Dataset items

▽

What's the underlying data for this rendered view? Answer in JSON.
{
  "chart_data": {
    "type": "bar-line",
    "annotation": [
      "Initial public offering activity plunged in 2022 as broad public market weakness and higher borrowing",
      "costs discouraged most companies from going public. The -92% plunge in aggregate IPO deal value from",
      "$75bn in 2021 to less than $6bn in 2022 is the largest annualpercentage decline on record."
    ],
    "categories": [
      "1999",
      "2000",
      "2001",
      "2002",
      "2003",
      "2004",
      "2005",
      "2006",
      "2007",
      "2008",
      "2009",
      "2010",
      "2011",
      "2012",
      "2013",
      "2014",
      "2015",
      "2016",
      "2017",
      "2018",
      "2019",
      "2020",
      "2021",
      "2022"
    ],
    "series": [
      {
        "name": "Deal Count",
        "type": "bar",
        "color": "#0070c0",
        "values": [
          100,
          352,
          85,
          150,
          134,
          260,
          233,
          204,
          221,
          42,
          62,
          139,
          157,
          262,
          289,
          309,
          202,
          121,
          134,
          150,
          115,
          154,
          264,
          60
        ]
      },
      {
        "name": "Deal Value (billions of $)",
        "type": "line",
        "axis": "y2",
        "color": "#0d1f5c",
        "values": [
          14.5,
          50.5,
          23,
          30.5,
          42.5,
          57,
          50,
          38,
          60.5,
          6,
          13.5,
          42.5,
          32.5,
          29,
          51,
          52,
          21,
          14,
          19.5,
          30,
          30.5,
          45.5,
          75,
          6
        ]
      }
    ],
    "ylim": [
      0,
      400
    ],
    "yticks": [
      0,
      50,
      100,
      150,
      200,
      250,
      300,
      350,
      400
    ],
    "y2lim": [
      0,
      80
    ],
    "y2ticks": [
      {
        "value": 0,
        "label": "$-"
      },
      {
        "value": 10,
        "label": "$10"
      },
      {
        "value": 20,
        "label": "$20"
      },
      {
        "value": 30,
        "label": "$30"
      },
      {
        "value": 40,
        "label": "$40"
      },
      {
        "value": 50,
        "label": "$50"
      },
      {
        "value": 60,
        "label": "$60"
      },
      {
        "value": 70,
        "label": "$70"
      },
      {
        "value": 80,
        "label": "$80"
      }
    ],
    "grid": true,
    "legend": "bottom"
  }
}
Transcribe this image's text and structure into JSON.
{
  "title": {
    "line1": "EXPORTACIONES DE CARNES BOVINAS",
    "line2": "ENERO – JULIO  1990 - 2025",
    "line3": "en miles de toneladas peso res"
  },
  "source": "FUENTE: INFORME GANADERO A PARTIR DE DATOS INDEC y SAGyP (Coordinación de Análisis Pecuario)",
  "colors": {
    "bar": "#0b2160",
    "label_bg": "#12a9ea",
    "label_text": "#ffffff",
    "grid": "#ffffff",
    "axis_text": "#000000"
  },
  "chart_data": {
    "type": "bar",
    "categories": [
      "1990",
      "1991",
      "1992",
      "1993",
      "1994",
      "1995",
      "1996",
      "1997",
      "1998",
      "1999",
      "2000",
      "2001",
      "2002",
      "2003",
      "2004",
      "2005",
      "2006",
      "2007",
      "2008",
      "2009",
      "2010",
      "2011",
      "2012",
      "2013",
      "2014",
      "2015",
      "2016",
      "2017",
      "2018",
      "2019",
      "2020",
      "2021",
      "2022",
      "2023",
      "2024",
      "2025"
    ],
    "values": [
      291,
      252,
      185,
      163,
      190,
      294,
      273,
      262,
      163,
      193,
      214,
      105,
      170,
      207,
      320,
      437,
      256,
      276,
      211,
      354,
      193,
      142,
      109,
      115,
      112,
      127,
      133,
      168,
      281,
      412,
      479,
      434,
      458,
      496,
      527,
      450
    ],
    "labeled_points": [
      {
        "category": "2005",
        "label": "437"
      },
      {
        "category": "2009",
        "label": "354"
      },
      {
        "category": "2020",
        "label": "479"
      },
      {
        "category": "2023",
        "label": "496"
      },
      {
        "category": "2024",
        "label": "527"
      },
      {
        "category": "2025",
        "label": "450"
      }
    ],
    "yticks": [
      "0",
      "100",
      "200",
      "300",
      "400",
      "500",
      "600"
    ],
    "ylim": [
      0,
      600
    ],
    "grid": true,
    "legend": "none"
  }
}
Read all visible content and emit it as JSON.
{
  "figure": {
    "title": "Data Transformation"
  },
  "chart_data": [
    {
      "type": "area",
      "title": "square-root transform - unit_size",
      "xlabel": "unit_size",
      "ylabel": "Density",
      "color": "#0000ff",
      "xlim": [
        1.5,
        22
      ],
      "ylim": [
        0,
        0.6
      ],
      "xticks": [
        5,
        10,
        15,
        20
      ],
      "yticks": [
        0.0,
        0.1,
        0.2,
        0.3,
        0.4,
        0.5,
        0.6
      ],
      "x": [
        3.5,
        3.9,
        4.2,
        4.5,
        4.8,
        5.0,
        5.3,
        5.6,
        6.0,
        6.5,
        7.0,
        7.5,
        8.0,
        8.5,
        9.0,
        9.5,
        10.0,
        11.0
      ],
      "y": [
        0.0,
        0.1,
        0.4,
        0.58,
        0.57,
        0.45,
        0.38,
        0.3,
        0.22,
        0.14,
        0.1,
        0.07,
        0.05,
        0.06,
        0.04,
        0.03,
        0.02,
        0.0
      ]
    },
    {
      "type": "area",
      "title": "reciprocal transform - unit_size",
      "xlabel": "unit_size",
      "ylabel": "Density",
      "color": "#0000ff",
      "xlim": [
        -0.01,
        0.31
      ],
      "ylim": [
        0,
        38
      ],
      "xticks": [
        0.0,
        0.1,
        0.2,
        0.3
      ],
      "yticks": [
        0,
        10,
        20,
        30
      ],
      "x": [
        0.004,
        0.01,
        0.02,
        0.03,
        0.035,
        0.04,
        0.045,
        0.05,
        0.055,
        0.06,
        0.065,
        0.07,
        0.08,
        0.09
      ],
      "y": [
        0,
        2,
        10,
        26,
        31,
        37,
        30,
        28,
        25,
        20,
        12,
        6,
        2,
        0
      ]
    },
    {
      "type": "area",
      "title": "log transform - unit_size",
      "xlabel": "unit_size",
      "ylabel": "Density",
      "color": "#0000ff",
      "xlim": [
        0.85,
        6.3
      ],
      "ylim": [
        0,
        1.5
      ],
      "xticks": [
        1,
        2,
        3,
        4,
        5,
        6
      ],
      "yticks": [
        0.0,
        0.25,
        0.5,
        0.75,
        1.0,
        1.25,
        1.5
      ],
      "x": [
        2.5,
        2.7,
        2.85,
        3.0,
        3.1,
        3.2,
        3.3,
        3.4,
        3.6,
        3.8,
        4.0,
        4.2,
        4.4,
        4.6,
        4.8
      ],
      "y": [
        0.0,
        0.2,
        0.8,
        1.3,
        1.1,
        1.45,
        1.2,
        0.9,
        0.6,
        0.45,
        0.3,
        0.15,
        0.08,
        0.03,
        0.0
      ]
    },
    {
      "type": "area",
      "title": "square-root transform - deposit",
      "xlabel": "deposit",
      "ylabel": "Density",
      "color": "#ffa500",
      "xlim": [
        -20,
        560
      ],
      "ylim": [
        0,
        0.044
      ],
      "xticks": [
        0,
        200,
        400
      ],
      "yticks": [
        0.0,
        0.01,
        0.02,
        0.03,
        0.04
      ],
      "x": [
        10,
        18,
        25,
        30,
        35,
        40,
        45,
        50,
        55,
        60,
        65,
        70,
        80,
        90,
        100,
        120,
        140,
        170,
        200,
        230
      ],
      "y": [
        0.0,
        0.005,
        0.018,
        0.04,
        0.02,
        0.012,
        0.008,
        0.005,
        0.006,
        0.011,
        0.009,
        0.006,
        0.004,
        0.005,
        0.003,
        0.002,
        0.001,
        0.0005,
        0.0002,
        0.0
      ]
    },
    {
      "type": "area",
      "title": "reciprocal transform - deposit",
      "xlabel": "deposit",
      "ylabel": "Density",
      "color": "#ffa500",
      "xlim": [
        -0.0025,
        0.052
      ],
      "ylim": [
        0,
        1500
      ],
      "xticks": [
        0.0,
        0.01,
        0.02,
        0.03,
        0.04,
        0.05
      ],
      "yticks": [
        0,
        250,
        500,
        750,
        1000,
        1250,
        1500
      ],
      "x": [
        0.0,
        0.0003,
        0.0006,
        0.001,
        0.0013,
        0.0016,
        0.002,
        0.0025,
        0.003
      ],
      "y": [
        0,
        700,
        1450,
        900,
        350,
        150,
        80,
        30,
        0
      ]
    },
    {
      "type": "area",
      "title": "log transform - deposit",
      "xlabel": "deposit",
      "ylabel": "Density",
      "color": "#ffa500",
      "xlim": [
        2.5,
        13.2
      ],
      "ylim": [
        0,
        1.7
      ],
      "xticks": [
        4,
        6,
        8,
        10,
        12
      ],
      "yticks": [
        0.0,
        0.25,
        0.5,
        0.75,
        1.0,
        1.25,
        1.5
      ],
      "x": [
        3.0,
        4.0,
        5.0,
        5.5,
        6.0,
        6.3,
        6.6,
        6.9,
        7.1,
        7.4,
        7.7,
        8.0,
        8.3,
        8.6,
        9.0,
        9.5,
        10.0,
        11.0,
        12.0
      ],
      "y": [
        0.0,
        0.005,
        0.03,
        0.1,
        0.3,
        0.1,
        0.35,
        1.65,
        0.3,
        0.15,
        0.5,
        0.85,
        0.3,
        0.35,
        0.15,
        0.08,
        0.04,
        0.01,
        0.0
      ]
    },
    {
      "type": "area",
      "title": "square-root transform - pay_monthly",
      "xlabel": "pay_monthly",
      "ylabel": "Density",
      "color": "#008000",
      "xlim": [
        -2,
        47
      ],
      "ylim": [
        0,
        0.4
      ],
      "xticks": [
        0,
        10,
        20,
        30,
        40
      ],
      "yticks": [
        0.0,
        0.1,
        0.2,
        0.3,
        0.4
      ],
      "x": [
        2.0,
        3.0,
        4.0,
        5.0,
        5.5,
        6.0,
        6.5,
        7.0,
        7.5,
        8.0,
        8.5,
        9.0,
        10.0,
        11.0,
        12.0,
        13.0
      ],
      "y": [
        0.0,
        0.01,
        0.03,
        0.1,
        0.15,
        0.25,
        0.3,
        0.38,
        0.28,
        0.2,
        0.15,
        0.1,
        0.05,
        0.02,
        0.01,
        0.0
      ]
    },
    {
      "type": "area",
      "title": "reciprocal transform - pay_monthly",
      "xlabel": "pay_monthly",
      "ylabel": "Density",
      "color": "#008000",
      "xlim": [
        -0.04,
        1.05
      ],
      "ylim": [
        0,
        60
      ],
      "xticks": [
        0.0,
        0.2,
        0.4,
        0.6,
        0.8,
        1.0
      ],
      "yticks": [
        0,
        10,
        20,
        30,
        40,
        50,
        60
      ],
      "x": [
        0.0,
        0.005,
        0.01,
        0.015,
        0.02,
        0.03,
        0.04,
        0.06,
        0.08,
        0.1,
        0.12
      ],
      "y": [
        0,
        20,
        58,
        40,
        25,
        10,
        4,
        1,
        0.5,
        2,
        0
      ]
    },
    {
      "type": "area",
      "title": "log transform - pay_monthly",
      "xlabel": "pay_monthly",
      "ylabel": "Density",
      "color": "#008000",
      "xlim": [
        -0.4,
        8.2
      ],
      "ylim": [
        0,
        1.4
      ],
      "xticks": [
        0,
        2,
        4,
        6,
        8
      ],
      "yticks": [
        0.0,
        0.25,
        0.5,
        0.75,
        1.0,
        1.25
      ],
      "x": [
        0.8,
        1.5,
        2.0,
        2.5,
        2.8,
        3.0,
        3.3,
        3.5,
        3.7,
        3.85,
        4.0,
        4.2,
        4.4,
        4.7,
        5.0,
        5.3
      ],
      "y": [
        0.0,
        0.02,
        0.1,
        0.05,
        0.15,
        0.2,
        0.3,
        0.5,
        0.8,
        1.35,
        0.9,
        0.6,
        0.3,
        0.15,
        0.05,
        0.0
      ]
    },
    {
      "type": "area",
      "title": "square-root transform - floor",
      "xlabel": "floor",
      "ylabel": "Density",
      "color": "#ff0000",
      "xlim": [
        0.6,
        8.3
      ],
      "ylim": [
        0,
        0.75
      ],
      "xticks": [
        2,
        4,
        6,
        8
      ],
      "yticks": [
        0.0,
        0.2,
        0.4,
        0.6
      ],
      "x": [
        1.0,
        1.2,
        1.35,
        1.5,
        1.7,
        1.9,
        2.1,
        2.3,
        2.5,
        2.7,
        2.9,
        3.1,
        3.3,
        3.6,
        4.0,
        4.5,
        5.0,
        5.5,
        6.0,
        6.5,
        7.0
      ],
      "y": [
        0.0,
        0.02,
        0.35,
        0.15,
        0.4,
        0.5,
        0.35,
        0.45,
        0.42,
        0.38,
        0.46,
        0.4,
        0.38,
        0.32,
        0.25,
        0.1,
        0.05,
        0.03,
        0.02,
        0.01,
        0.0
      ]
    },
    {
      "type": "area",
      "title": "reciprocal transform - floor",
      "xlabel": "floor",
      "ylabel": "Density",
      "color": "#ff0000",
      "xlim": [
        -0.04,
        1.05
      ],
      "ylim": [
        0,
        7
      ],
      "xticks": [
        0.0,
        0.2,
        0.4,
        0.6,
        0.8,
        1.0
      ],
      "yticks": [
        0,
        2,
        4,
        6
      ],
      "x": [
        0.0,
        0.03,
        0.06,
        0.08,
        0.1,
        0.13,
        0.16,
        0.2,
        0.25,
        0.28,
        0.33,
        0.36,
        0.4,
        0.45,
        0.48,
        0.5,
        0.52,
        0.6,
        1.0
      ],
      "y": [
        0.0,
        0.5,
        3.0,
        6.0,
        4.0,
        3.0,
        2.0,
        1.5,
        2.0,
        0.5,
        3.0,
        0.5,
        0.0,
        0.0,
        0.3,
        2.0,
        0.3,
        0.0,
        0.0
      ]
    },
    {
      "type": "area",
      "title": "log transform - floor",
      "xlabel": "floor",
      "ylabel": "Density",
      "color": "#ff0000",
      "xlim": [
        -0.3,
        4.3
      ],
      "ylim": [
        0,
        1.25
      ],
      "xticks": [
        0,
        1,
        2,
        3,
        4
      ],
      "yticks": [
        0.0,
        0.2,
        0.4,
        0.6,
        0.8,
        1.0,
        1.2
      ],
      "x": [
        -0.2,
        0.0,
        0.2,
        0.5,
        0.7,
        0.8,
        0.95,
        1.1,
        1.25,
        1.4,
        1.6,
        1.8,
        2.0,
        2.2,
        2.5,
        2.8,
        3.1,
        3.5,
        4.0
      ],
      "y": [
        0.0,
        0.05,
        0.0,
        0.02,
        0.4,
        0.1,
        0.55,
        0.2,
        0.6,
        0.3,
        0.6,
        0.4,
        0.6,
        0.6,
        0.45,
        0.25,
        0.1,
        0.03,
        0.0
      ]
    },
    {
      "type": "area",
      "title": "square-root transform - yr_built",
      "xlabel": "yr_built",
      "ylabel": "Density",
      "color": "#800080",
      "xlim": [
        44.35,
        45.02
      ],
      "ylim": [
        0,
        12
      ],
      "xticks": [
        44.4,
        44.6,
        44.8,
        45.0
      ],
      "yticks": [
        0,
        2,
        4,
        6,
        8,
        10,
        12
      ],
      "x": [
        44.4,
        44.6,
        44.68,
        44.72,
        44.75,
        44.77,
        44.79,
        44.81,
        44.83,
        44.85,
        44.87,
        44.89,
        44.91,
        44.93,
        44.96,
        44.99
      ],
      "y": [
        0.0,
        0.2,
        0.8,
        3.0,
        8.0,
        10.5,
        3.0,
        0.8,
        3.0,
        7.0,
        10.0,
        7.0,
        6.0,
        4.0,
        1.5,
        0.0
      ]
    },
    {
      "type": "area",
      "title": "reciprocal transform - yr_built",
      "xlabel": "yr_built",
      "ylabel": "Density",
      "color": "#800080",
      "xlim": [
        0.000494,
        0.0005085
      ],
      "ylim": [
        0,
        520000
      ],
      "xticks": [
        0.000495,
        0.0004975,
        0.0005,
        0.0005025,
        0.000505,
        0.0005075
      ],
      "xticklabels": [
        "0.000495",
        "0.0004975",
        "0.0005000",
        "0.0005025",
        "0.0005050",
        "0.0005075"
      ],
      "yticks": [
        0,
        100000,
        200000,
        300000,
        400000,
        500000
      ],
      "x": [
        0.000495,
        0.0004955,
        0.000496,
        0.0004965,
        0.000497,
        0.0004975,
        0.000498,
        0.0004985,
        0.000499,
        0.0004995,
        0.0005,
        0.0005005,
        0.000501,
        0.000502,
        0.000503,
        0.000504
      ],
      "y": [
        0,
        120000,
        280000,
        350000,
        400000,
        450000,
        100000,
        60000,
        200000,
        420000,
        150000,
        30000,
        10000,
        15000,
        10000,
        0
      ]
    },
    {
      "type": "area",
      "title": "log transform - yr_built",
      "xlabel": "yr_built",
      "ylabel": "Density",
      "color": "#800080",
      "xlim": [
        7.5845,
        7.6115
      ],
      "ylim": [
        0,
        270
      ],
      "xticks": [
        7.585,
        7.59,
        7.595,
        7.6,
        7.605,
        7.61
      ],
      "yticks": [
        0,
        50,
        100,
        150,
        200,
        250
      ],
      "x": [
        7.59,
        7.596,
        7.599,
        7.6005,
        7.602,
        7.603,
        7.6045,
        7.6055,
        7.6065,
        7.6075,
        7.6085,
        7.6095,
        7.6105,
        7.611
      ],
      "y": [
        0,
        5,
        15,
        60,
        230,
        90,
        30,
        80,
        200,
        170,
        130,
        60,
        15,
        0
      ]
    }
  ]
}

△

Looking at the records above, work out how many lines include the string "name". Give the number and nothing else.

RESPONSE - 2